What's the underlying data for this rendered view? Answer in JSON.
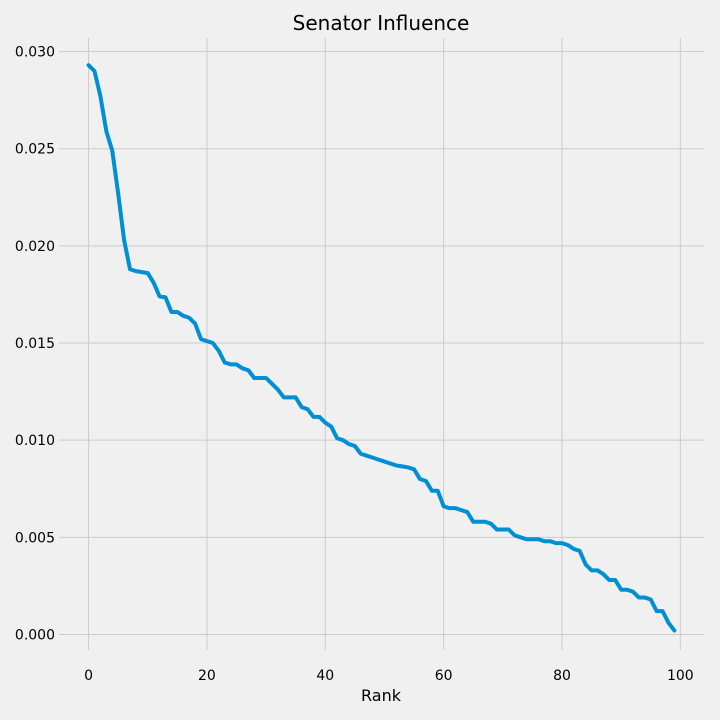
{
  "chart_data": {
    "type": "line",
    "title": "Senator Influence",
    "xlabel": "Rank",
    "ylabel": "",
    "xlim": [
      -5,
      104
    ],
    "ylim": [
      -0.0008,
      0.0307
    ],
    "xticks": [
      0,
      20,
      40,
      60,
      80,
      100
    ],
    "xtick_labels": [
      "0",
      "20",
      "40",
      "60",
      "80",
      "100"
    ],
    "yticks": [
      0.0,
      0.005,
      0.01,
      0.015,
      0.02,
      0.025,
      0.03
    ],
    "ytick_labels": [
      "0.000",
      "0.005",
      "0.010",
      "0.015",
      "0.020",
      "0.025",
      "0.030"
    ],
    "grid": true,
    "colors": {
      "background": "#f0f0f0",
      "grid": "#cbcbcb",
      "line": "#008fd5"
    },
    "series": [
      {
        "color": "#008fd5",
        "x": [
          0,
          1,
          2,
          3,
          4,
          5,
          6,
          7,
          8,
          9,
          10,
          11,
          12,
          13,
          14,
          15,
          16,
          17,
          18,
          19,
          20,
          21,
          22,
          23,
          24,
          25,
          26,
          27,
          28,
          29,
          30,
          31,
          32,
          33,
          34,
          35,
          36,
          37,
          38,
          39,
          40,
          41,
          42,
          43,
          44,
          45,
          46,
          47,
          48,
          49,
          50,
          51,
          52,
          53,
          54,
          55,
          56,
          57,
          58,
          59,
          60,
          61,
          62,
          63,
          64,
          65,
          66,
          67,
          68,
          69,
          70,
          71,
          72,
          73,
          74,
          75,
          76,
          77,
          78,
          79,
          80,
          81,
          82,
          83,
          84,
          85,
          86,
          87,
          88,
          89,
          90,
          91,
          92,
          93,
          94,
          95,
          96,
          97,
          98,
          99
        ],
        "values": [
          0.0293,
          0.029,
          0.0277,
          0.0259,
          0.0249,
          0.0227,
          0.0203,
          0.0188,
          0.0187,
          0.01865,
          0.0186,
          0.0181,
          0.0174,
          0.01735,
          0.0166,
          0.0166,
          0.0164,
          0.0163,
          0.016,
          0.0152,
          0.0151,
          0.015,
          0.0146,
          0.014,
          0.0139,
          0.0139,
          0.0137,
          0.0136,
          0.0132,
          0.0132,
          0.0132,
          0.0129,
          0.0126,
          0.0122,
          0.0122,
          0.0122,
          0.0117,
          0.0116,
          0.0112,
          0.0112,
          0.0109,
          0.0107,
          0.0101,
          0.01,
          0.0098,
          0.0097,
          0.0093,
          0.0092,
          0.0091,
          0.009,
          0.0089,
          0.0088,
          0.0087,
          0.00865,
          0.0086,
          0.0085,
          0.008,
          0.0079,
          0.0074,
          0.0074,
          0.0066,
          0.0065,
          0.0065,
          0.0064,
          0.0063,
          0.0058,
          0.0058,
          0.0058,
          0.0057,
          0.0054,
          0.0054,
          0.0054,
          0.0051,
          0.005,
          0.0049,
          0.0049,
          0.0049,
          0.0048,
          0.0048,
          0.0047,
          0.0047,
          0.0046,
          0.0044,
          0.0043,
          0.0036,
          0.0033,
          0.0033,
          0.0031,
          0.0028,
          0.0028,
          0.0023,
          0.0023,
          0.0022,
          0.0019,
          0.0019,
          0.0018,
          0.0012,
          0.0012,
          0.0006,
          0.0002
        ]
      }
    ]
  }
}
◆ ◆ ◆ ◆
All entries must be written out again exactly as given, with no pictures in the copy.

What's the underlying data for this rendered view? Answer in JSON.
{
  "chart_data": {
    "type": "line",
    "title": "Senator Influence",
    "xlabel": "Rank",
    "ylabel": "",
    "xlim": [
      -5,
      104
    ],
    "ylim": [
      -0.0008,
      0.0307
    ],
    "xticks": [
      0,
      20,
      40,
      60,
      80,
      100
    ],
    "xtick_labels": [
      "0",
      "20",
      "40",
      "60",
      "80",
      "100"
    ],
    "yticks": [
      0.0,
      0.005,
      0.01,
      0.015,
      0.02,
      0.025,
      0.03
    ],
    "ytick_labels": [
      "0.000",
      "0.005",
      "0.010",
      "0.015",
      "0.020",
      "0.025",
      "0.030"
    ],
    "grid": true,
    "colors": {
      "background": "#f0f0f0",
      "grid": "#cbcbcb",
      "line": "#008fd5"
    },
    "series": [
      {
        "color": "#008fd5",
        "x": [
          0,
          1,
          2,
          3,
          4,
          5,
          6,
          7,
          8,
          9,
          10,
          11,
          12,
          13,
          14,
          15,
          16,
          17,
          18,
          19,
          20,
          21,
          22,
          23,
          24,
          25,
          26,
          27,
          28,
          29,
          30,
          31,
          32,
          33,
          34,
          35,
          36,
          37,
          38,
          39,
          40,
          41,
          42,
          43,
          44,
          45,
          46,
          47,
          48,
          49,
          50,
          51,
          52,
          53,
          54,
          55,
          56,
          57,
          58,
          59,
          60,
          61,
          62,
          63,
          64,
          65,
          66,
          67,
          68,
          69,
          70,
          71,
          72,
          73,
          74,
          75,
          76,
          77,
          78,
          79,
          80,
          81,
          82,
          83,
          84,
          85,
          86,
          87,
          88,
          89,
          90,
          91,
          92,
          93,
          94,
          95,
          96,
          97,
          98,
          99
        ],
        "values": [
          0.0293,
          0.029,
          0.0277,
          0.0259,
          0.0249,
          0.0227,
          0.0203,
          0.0188,
          0.0187,
          0.01865,
          0.0186,
          0.0181,
          0.0174,
          0.01735,
          0.0166,
          0.0166,
          0.0164,
          0.0163,
          0.016,
          0.0152,
          0.0151,
          0.015,
          0.0146,
          0.014,
          0.0139,
          0.0139,
          0.0137,
          0.0136,
          0.0132,
          0.0132,
          0.0132,
          0.0129,
          0.0126,
          0.0122,
          0.0122,
          0.0122,
          0.0117,
          0.0116,
          0.0112,
          0.0112,
          0.0109,
          0.0107,
          0.0101,
          0.01,
          0.0098,
          0.0097,
          0.0093,
          0.0092,
          0.0091,
          0.009,
          0.0089,
          0.0088,
          0.0087,
          0.00865,
          0.0086,
          0.0085,
          0.008,
          0.0079,
          0.0074,
          0.0074,
          0.0066,
          0.0065,
          0.0065,
          0.0064,
          0.0063,
          0.0058,
          0.0058,
          0.0058,
          0.0057,
          0.0054,
          0.0054,
          0.0054,
          0.0051,
          0.005,
          0.0049,
          0.0049,
          0.0049,
          0.0048,
          0.0048,
          0.0047,
          0.0047,
          0.0046,
          0.0044,
          0.0043,
          0.0036,
          0.0033,
          0.0033,
          0.0031,
          0.0028,
          0.0028,
          0.0023,
          0.0023,
          0.0022,
          0.0019,
          0.0019,
          0.0018,
          0.0012,
          0.0012,
          0.0006,
          0.0002
        ]
      }
    ]
  }
}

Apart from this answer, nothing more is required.